Prompt. Write out the records that appear below, verbatim and complete, but without pictures.
### Records provided ###
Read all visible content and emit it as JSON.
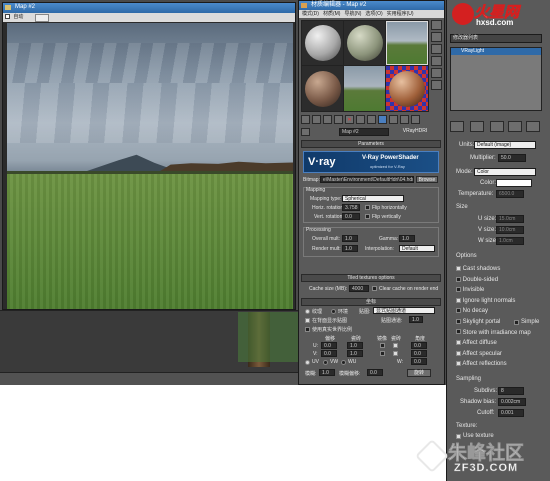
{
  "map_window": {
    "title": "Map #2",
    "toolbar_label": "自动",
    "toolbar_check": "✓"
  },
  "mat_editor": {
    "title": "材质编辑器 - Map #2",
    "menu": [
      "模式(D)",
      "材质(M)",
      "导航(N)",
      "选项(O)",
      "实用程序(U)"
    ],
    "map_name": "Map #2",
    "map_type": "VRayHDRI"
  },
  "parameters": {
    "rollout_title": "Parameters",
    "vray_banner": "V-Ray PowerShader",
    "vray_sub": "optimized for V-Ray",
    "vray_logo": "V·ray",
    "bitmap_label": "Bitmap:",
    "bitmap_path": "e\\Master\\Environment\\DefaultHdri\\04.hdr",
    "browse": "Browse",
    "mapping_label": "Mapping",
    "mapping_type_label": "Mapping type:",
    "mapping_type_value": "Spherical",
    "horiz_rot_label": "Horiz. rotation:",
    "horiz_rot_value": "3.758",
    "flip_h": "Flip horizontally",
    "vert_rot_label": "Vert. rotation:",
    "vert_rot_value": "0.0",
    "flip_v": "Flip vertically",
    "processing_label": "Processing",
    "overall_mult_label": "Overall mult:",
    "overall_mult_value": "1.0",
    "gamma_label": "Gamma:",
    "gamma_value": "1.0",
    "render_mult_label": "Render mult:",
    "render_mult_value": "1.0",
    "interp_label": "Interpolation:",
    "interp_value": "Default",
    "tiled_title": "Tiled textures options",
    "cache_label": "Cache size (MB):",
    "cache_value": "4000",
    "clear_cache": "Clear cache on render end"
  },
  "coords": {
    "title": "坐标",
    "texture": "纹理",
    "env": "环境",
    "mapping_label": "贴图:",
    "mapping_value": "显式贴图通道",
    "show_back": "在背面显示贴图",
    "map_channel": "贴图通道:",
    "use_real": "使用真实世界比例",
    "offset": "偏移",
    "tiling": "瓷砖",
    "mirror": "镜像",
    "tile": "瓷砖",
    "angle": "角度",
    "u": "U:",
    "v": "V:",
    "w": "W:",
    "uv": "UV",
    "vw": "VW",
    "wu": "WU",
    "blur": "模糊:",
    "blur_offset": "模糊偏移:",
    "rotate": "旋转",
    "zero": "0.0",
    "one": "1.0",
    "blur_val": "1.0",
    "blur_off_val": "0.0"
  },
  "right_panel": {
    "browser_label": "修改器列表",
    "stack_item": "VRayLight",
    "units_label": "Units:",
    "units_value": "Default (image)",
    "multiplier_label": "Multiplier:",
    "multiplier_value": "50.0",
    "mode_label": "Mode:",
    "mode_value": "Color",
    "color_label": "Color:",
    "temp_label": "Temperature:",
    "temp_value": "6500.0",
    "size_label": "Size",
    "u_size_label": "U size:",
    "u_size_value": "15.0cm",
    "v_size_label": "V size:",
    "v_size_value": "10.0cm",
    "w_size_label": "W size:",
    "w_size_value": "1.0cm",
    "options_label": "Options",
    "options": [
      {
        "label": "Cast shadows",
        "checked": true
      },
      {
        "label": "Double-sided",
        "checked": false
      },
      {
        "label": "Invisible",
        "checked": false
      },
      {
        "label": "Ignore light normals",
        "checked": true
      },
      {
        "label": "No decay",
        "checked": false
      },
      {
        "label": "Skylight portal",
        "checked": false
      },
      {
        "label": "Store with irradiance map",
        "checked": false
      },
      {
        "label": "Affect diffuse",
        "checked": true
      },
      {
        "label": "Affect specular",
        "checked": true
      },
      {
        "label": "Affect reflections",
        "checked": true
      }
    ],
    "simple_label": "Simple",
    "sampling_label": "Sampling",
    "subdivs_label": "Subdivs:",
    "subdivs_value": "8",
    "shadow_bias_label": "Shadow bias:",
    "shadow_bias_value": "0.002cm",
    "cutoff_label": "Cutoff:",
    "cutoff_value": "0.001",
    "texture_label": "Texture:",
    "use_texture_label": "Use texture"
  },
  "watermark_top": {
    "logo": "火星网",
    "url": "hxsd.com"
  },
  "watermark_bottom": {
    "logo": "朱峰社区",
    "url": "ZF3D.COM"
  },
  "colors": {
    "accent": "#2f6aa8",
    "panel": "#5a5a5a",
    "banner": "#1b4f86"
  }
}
###
Worked solution.
Read all visible content and emit it as JSON.
{
  "map_window": {
    "title": "Map #2",
    "toolbar_label": "自动",
    "toolbar_check": "✓"
  },
  "mat_editor": {
    "title": "材质编辑器 - Map #2",
    "menu": [
      "模式(D)",
      "材质(M)",
      "导航(N)",
      "选项(O)",
      "实用程序(U)"
    ],
    "map_name": "Map #2",
    "map_type": "VRayHDRI"
  },
  "parameters": {
    "rollout_title": "Parameters",
    "vray_banner": "V-Ray PowerShader",
    "vray_sub": "optimized for V-Ray",
    "vray_logo": "V·ray",
    "bitmap_label": "Bitmap:",
    "bitmap_path": "e\\Master\\Environment\\DefaultHdri\\04.hdr",
    "browse": "Browse",
    "mapping_label": "Mapping",
    "mapping_type_label": "Mapping type:",
    "mapping_type_value": "Spherical",
    "horiz_rot_label": "Horiz. rotation:",
    "horiz_rot_value": "3.758",
    "flip_h": "Flip horizontally",
    "vert_rot_label": "Vert. rotation:",
    "vert_rot_value": "0.0",
    "flip_v": "Flip vertically",
    "processing_label": "Processing",
    "overall_mult_label": "Overall mult:",
    "overall_mult_value": "1.0",
    "gamma_label": "Gamma:",
    "gamma_value": "1.0",
    "render_mult_label": "Render mult:",
    "render_mult_value": "1.0",
    "interp_label": "Interpolation:",
    "interp_value": "Default",
    "tiled_title": "Tiled textures options",
    "cache_label": "Cache size (MB):",
    "cache_value": "4000",
    "clear_cache": "Clear cache on render end"
  },
  "coords": {
    "title": "坐标",
    "texture": "纹理",
    "env": "环境",
    "mapping_label": "贴图:",
    "mapping_value": "显式贴图通道",
    "show_back": "在背面显示贴图",
    "map_channel": "贴图通道:",
    "use_real": "使用真实世界比例",
    "offset": "偏移",
    "tiling": "瓷砖",
    "mirror": "镜像",
    "tile": "瓷砖",
    "angle": "角度",
    "u": "U:",
    "v": "V:",
    "w": "W:",
    "uv": "UV",
    "vw": "VW",
    "wu": "WU",
    "blur": "模糊:",
    "blur_offset": "模糊偏移:",
    "rotate": "旋转",
    "zero": "0.0",
    "one": "1.0",
    "blur_val": "1.0",
    "blur_off_val": "0.0"
  },
  "right_panel": {
    "browser_label": "修改器列表",
    "stack_item": "VRayLight",
    "units_label": "Units:",
    "units_value": "Default (image)",
    "multiplier_label": "Multiplier:",
    "multiplier_value": "50.0",
    "mode_label": "Mode:",
    "mode_value": "Color",
    "color_label": "Color:",
    "temp_label": "Temperature:",
    "temp_value": "6500.0",
    "size_label": "Size",
    "u_size_label": "U size:",
    "u_size_value": "15.0cm",
    "v_size_label": "V size:",
    "v_size_value": "10.0cm",
    "w_size_label": "W size:",
    "w_size_value": "1.0cm",
    "options_label": "Options",
    "options": [
      {
        "label": "Cast shadows",
        "checked": true
      },
      {
        "label": "Double-sided",
        "checked": false
      },
      {
        "label": "Invisible",
        "checked": false
      },
      {
        "label": "Ignore light normals",
        "checked": true
      },
      {
        "label": "No decay",
        "checked": false
      },
      {
        "label": "Skylight portal",
        "checked": false
      },
      {
        "label": "Store with irradiance map",
        "checked": false
      },
      {
        "label": "Affect diffuse",
        "checked": true
      },
      {
        "label": "Affect specular",
        "checked": true
      },
      {
        "label": "Affect reflections",
        "checked": true
      }
    ],
    "simple_label": "Simple",
    "sampling_label": "Sampling",
    "subdivs_label": "Subdivs:",
    "subdivs_value": "8",
    "shadow_bias_label": "Shadow bias:",
    "shadow_bias_value": "0.002cm",
    "cutoff_label": "Cutoff:",
    "cutoff_value": "0.001",
    "texture_label": "Texture:",
    "use_texture_label": "Use texture"
  },
  "watermark_top": {
    "logo": "火星网",
    "url": "hxsd.com"
  },
  "watermark_bottom": {
    "logo": "朱峰社区",
    "url": "ZF3D.COM"
  },
  "colors": {
    "accent": "#2f6aa8",
    "panel": "#5a5a5a",
    "banner": "#1b4f86"
  }
}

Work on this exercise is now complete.